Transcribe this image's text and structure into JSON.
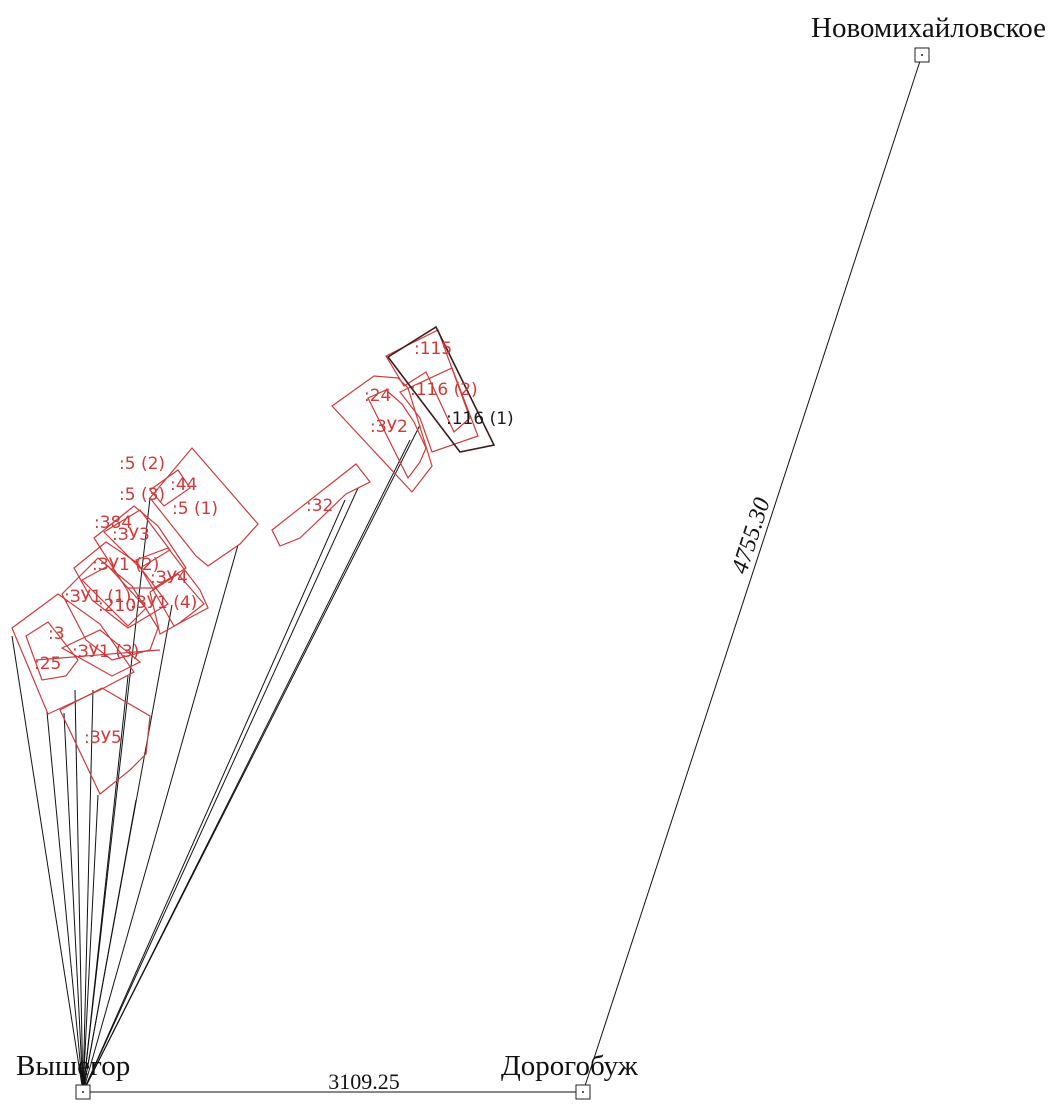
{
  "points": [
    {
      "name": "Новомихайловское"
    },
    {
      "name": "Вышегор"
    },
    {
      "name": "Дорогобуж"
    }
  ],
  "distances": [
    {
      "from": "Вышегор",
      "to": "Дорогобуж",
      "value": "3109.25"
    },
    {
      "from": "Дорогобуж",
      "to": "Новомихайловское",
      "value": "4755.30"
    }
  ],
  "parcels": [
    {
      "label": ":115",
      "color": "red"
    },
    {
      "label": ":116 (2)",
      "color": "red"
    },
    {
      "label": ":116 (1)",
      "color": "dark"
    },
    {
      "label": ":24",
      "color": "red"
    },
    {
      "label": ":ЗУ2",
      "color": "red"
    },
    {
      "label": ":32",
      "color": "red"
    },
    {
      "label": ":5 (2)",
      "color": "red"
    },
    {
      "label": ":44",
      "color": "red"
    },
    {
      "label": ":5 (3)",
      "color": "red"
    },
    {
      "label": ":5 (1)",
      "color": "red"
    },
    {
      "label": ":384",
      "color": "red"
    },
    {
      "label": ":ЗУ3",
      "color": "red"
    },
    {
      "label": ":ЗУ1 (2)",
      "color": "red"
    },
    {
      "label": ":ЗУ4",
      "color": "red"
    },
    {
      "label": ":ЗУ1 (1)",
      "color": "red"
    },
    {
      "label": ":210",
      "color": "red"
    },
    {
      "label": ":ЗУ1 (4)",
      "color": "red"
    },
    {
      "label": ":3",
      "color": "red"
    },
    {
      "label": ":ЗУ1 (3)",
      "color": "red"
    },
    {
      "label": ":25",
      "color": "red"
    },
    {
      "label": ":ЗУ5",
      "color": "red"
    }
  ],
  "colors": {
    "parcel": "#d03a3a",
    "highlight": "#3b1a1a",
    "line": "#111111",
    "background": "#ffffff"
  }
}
...
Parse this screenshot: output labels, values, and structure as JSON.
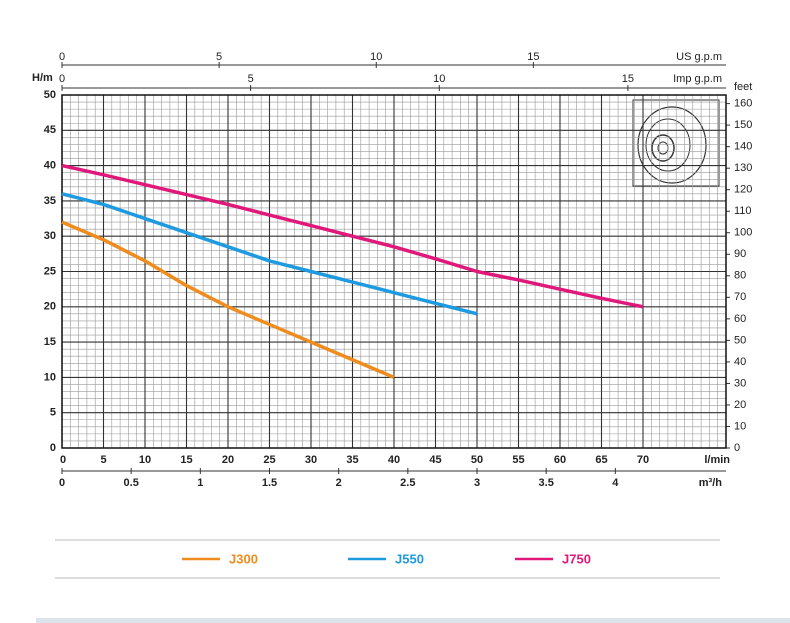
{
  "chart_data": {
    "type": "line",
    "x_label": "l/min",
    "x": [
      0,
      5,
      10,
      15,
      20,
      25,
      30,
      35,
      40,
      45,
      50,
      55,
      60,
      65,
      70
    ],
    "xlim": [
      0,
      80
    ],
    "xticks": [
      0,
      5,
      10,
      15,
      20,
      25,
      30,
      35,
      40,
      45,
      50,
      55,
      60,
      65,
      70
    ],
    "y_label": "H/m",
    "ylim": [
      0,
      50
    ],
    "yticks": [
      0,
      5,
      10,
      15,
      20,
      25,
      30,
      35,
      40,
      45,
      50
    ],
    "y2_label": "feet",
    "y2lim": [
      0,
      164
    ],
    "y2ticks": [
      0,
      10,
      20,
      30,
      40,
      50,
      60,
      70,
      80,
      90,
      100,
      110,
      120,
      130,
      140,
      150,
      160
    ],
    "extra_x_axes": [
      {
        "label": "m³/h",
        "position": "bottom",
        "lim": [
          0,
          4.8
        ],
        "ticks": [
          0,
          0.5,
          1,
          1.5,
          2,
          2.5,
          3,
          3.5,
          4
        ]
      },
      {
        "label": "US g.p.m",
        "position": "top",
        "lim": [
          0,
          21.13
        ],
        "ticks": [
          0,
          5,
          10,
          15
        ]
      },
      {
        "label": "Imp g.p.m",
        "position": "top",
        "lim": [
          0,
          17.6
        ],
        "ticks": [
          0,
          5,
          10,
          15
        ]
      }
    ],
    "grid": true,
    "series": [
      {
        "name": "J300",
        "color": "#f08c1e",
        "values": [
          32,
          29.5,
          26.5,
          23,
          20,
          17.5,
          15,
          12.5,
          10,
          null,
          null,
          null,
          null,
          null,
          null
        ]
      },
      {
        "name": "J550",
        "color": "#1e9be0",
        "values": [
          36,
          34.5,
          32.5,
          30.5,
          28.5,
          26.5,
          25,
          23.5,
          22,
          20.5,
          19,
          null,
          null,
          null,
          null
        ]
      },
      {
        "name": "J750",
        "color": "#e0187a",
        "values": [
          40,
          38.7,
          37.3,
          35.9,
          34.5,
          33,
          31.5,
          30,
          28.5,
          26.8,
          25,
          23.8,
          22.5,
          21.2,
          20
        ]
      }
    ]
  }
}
==
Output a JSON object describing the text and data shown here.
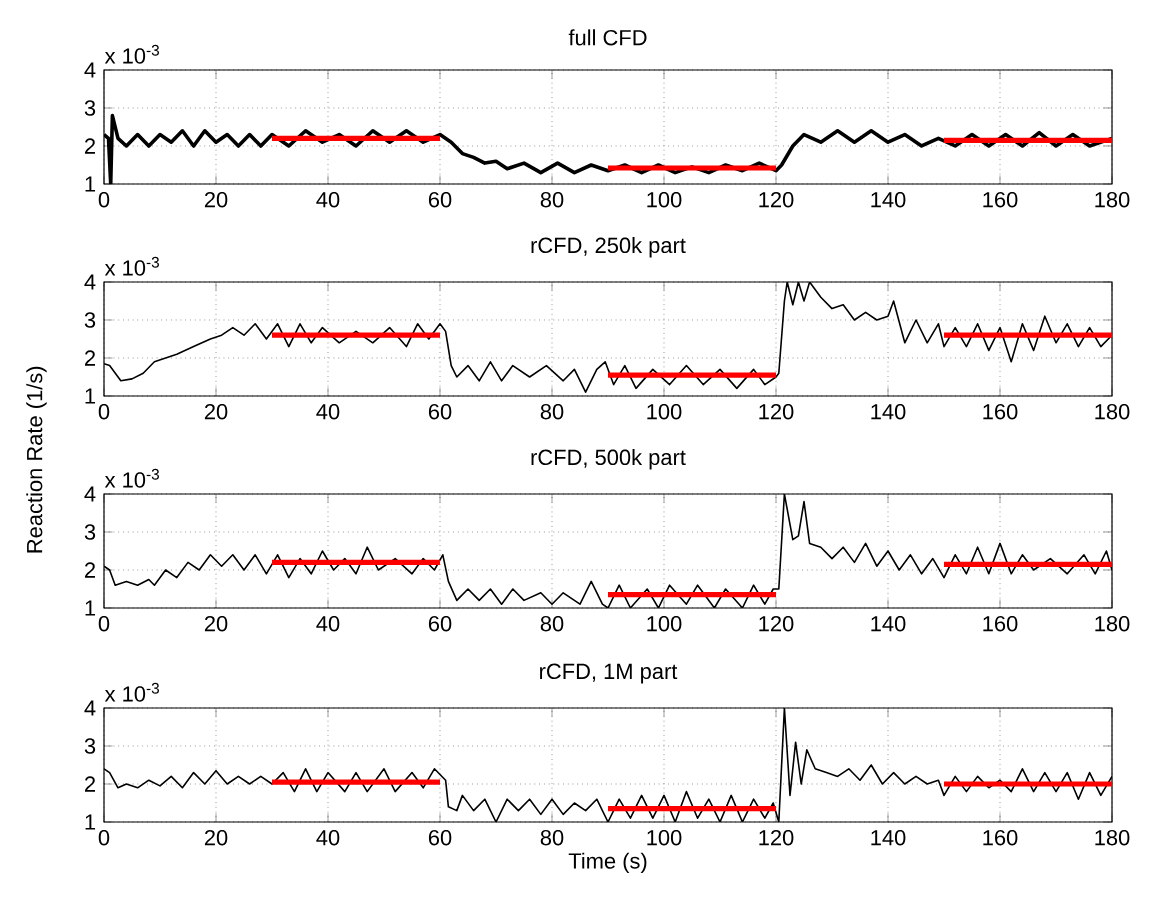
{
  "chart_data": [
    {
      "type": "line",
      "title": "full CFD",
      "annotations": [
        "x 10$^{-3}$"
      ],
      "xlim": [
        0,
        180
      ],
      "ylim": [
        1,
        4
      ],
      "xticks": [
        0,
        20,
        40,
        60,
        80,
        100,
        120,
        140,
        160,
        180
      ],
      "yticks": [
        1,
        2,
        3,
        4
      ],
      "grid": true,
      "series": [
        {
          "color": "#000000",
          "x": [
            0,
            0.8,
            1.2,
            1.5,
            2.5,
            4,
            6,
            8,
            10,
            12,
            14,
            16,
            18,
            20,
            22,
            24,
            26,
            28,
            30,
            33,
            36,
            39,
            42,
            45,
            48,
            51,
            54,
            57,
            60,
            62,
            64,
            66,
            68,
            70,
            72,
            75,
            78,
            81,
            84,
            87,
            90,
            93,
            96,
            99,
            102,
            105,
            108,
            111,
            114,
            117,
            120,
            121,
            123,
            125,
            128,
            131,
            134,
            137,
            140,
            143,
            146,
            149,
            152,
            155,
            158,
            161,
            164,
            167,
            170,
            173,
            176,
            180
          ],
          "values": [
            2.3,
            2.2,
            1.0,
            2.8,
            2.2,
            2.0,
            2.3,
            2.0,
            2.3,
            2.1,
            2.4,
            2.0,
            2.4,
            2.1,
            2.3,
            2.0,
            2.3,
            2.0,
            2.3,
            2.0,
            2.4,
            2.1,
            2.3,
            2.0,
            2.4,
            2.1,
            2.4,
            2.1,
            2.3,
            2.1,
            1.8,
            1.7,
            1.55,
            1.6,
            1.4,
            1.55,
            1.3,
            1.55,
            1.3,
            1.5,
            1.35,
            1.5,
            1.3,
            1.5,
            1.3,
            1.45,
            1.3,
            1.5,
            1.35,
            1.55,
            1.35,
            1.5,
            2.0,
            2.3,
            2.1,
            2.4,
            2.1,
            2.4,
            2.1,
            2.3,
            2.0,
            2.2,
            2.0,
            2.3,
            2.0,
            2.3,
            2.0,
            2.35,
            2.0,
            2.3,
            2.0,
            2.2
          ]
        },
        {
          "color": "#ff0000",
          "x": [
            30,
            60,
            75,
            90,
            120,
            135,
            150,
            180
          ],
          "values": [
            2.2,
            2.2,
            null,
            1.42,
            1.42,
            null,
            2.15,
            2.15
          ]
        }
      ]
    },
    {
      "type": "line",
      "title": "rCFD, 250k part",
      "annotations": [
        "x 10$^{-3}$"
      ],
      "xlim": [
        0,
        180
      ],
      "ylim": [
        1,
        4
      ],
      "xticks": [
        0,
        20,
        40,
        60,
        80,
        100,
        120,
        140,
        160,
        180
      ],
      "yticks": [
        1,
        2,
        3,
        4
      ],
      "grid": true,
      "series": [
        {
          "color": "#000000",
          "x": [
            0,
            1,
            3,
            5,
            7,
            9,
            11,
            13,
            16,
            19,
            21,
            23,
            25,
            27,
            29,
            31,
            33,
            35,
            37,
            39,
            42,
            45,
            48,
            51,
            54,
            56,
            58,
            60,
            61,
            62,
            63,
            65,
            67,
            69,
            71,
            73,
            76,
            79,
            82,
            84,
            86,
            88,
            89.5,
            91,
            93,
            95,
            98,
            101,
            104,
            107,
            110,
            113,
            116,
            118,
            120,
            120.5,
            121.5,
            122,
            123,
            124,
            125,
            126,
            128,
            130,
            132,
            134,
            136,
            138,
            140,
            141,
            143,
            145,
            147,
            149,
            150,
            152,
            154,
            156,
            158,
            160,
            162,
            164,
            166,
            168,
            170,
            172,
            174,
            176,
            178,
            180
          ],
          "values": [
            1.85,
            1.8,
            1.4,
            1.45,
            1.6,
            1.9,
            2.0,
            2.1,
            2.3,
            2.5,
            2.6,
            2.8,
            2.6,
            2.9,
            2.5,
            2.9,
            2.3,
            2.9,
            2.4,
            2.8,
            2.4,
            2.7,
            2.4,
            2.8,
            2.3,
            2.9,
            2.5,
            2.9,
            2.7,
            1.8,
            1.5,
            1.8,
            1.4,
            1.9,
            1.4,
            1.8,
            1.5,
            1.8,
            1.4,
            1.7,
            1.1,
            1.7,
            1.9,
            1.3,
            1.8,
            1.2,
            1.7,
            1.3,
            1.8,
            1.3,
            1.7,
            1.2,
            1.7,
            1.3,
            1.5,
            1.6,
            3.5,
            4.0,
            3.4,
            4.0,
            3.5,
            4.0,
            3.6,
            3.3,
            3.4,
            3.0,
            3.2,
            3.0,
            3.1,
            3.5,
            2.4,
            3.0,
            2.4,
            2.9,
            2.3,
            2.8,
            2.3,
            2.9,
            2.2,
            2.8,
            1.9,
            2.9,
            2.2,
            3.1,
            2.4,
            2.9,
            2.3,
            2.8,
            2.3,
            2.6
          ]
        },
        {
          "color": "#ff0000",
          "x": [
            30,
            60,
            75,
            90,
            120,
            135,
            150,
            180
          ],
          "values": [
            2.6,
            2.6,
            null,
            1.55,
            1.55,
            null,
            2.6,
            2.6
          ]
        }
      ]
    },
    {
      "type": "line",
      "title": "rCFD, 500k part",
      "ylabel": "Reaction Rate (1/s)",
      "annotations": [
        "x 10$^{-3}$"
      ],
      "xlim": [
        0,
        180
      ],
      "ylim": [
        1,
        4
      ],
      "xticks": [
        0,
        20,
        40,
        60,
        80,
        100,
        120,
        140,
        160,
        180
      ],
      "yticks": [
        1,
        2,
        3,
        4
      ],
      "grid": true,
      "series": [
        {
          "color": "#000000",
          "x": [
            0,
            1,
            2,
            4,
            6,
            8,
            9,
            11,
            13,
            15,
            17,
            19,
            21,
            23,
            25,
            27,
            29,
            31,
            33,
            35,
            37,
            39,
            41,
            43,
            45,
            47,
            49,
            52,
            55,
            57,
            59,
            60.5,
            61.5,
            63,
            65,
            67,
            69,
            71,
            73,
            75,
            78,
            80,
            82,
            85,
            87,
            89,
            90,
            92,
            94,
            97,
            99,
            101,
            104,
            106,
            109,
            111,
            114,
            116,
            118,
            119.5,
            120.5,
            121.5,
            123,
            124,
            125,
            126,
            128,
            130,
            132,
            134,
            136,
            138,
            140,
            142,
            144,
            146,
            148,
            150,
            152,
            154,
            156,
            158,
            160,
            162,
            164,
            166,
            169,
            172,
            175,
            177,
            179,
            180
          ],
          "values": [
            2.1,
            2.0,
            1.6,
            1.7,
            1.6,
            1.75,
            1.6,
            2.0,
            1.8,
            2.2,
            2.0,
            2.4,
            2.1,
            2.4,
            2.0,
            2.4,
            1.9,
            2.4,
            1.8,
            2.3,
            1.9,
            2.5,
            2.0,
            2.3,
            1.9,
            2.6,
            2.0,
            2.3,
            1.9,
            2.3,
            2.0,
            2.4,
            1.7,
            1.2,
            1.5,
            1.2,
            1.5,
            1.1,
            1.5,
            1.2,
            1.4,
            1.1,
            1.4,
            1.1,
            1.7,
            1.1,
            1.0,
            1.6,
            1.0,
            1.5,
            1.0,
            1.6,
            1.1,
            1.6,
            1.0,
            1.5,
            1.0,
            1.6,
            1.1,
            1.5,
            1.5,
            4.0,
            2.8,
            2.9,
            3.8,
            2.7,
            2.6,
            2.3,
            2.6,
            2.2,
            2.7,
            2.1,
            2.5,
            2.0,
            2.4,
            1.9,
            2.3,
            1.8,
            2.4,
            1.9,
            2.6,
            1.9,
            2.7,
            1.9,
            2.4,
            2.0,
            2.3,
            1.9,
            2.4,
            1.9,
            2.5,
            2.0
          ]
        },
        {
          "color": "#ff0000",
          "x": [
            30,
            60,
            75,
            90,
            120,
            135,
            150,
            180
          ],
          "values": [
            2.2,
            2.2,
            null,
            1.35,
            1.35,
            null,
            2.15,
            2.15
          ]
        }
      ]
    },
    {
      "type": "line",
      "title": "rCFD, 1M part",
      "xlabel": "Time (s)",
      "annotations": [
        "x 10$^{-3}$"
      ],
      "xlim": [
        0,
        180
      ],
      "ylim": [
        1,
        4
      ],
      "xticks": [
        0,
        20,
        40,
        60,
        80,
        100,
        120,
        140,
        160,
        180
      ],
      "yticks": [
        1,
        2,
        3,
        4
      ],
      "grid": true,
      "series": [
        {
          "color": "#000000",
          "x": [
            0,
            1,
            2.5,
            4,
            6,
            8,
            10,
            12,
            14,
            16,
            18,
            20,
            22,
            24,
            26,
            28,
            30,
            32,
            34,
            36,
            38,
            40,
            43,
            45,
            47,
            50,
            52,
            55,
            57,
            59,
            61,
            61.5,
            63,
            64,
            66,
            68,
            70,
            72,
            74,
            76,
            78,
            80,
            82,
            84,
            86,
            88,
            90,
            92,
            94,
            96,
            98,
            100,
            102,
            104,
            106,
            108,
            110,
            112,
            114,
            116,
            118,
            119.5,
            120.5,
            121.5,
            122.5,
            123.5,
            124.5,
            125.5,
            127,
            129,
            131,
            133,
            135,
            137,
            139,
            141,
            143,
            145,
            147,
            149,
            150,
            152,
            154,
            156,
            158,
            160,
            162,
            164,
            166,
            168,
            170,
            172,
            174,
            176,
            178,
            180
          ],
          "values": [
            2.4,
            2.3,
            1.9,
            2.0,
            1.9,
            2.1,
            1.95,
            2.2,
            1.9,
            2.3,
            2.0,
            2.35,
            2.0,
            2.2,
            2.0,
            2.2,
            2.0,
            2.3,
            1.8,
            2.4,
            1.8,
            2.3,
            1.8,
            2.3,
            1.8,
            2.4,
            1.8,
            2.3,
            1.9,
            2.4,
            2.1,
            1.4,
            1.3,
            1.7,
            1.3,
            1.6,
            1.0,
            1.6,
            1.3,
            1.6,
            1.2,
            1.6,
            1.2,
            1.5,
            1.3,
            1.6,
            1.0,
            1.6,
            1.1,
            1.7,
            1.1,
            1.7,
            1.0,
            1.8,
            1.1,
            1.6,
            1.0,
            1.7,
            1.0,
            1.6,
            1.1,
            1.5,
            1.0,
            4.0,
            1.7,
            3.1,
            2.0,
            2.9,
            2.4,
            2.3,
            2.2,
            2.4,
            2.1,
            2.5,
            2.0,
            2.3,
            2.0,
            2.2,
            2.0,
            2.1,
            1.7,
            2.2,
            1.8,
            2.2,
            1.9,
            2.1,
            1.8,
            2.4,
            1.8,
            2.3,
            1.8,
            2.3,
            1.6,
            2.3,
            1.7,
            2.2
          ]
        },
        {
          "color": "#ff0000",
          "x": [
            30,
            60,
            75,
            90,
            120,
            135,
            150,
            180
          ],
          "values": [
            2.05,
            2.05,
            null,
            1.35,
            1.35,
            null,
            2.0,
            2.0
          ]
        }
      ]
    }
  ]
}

=== Task ===
Identify the lines of the entries containing the string "this". Copy each such line.

=== Solution to the exercise ===
Transcribe this image's text and structure into JSON.
Parse this screenshot: output labels, values, and structure as JSON.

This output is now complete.